> [Dataset records]

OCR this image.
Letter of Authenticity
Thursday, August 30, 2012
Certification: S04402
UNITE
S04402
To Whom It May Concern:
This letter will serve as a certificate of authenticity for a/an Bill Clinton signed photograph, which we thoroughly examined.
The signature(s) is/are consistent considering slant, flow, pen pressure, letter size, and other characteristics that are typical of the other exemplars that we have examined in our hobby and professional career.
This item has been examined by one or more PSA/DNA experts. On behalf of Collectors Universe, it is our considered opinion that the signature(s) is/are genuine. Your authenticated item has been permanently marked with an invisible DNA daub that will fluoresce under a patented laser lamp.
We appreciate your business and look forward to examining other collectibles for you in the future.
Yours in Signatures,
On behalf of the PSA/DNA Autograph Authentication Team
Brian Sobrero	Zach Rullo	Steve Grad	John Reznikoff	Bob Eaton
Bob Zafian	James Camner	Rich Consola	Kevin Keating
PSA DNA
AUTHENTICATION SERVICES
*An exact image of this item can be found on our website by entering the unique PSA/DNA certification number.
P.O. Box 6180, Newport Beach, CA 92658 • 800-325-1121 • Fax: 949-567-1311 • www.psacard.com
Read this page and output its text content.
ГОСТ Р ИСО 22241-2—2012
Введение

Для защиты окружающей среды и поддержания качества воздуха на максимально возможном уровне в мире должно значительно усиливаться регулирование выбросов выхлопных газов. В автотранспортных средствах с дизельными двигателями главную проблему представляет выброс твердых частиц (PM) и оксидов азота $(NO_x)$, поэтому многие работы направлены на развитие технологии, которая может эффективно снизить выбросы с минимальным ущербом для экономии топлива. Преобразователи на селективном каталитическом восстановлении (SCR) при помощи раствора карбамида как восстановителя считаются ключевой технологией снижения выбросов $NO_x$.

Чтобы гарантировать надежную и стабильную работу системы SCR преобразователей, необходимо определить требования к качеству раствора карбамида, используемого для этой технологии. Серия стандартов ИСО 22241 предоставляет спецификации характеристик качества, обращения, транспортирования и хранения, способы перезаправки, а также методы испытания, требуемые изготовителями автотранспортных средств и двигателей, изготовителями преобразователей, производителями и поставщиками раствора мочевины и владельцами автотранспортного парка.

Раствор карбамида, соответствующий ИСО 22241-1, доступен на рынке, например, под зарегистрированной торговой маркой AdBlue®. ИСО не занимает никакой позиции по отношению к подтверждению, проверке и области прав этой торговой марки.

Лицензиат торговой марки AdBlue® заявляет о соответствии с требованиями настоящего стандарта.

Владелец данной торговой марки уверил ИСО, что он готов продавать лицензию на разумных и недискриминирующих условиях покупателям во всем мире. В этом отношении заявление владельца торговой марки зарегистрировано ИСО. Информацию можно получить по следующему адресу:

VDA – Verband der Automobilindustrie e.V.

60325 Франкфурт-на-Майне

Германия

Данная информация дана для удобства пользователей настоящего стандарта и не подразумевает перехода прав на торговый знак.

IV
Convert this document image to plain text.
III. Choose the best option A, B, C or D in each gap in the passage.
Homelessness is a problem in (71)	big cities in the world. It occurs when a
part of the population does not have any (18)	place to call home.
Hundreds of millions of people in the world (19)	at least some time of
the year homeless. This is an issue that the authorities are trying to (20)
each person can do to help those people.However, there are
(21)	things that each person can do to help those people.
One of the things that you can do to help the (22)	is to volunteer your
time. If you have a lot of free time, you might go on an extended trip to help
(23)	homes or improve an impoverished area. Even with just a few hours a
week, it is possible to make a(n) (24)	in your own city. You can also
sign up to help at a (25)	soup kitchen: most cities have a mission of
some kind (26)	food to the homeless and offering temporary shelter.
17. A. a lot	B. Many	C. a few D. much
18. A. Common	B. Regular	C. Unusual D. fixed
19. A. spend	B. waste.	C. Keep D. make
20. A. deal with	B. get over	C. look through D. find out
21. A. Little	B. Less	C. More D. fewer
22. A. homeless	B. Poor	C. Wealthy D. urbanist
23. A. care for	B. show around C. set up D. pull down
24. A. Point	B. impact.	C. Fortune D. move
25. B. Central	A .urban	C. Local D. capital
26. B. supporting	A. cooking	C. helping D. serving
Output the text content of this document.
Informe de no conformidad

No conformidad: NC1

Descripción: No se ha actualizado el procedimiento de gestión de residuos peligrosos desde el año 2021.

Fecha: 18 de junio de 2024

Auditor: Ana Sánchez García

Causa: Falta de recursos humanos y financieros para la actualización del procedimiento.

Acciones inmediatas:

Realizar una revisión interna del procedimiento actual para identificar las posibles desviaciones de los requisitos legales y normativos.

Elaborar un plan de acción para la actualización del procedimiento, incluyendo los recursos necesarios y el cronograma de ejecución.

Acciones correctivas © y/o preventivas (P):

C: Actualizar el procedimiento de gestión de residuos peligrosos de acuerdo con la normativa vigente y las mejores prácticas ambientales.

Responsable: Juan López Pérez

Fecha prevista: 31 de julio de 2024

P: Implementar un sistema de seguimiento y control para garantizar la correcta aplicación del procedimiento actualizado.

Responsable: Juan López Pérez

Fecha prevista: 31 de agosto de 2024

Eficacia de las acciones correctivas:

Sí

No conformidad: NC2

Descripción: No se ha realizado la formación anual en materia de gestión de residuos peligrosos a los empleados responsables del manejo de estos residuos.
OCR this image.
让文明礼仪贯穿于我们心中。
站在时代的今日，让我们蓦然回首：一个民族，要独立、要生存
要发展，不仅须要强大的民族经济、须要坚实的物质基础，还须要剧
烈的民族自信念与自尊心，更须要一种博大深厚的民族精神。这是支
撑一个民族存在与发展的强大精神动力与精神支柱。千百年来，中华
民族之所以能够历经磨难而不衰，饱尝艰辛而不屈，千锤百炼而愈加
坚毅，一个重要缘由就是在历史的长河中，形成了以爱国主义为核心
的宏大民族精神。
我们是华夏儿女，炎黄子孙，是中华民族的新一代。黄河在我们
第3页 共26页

> [SHORT EXERCISE] Search the entries for the word "other", then gather every line that has it.

> [RESULT]
The signature(s) is/are consistent considering slant, flow, pen pressure, letter size, and other characteristics that are typical of the other exemplars that we have examined in our hobby and professional career.
We appreciate your business and look forward to examining other collectibles for you in the future.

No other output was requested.